Page excerpt:
Phenomenology of the nuclear fireball

Glassy fallout debris from nuclear explosions shows unique compositional characteristics that reflect processes occuring within the nuclear fireball. Geochemical-style microanalysis of compositionally heterogeneous fallout debris can provide information about the specific processes that lead to chemical and isotopic fractionation, which is of interest to nuclear forensic investigators.

Phase map of glassy fallout bead from the Trinity nuclear test, the world's first atomic explosion

PAST RESEARCH

Melt-flow networks in migmatite terranes

Pockets of melt formed during high-temperature metamorphism within large orogens can coalesce and migrate to form large intrusive bodies higher in the crust. Field studies of migmatites in Proterozoic rocks of central Arizona suggest that development of these melt-flow networks occurs in systems that attain a state of (self-organized) criticality.

Collapse of the Grenville orogen

P-T-t paths determined from traditional, multi-mineral thermochronology for Grenville rocks in the Adirondack region  suggest a long, slow cooling history following climactic mountain-building and high-temperature metamorphism. Quantitative modeling of oxygen-isotope zoning in titanite instead suggests an episodic cooling history that included a period of very rapid cooling at 1050 Ma. The timing of this rapid-cooling episode is consistent with gravitational collapse of the Grenville mountains immediately following or even slightly overlapping climactic, high-temperature metamorphism.

Finite strain analysis & deep crustal flow

Localization of strain to form distinct shear zones in the deep orogenic crust is rare, yet the development of large structures, such as the Mt. Hay sheath fold of central Australia, suggests that strain is not homogeneous in these hot, deep rocks. Field mapping and finite strain analysis across the 10-km-scale Mt. Hay sheath fold shows that while strain magnitude is similar throughout this structure, the strain shape varies systematically as a function of structural position.  Thus, different deformation fabrics can develop even when strain is not localized.

[Excerpts from a layout annotation set]
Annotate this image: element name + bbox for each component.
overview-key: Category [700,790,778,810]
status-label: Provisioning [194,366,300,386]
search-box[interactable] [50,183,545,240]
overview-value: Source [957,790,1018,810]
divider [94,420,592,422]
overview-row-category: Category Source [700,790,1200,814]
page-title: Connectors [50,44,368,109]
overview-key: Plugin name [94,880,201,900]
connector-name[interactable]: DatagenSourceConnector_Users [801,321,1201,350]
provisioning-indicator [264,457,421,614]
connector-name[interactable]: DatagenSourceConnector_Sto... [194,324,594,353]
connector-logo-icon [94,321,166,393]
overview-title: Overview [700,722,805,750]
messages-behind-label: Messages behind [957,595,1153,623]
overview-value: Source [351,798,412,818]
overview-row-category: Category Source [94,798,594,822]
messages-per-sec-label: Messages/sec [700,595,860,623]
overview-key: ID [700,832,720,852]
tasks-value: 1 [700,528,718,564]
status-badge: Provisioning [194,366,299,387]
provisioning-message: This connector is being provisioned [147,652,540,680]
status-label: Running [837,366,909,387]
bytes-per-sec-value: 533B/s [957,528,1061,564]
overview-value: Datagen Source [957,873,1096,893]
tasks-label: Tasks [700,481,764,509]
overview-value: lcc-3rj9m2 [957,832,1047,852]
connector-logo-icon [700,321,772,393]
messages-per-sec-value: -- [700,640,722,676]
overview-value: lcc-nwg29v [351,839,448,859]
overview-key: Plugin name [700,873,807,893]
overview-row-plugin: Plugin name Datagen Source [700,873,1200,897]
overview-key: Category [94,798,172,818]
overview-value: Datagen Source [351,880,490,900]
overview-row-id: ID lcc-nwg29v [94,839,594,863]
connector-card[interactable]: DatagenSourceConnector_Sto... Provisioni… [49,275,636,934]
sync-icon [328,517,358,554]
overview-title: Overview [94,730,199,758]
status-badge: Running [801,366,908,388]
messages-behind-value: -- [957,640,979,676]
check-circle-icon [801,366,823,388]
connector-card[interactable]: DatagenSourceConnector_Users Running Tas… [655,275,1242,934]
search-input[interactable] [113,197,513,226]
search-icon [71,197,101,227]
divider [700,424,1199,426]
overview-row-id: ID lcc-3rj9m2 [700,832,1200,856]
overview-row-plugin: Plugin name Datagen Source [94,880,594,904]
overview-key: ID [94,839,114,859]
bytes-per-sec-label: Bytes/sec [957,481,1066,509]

To do:
1. Answer these questions using the research summary:
(a) Which nuclear test produced the glassy fallout bead shown in the phase map?
(b) Rocks of what age in central Arizona were the migmatites studied in?
(c) At what time did the period of very rapid cooling indicated by titanite modeling occur?
2. Condense the paragraph in the research summary beginning "Localization of strain to form distinct shear zones" into a bulleted list that keeps its main facts.
The rows are separate material, distinct from the research summary.

Task answers:
1.
(a) The Trinity nuclear test
(b) Proterozoic
(c) 1050 Ma

2.
- Strain rarely localizes into distinct shear zones in the deep orogenic crust.
- Large structures such as the Mt. Hay sheath fold of central Australia nonetheless suggest that strain in these hot, deep rocks is not homogeneous.
- Field mapping and finite strain analysis across the 10-km-scale fold show a similar strain magnitude throughout the structure.
- Strain shape varies systematically with structural position.
- Different deformation fabrics can therefore develop even without strain localization.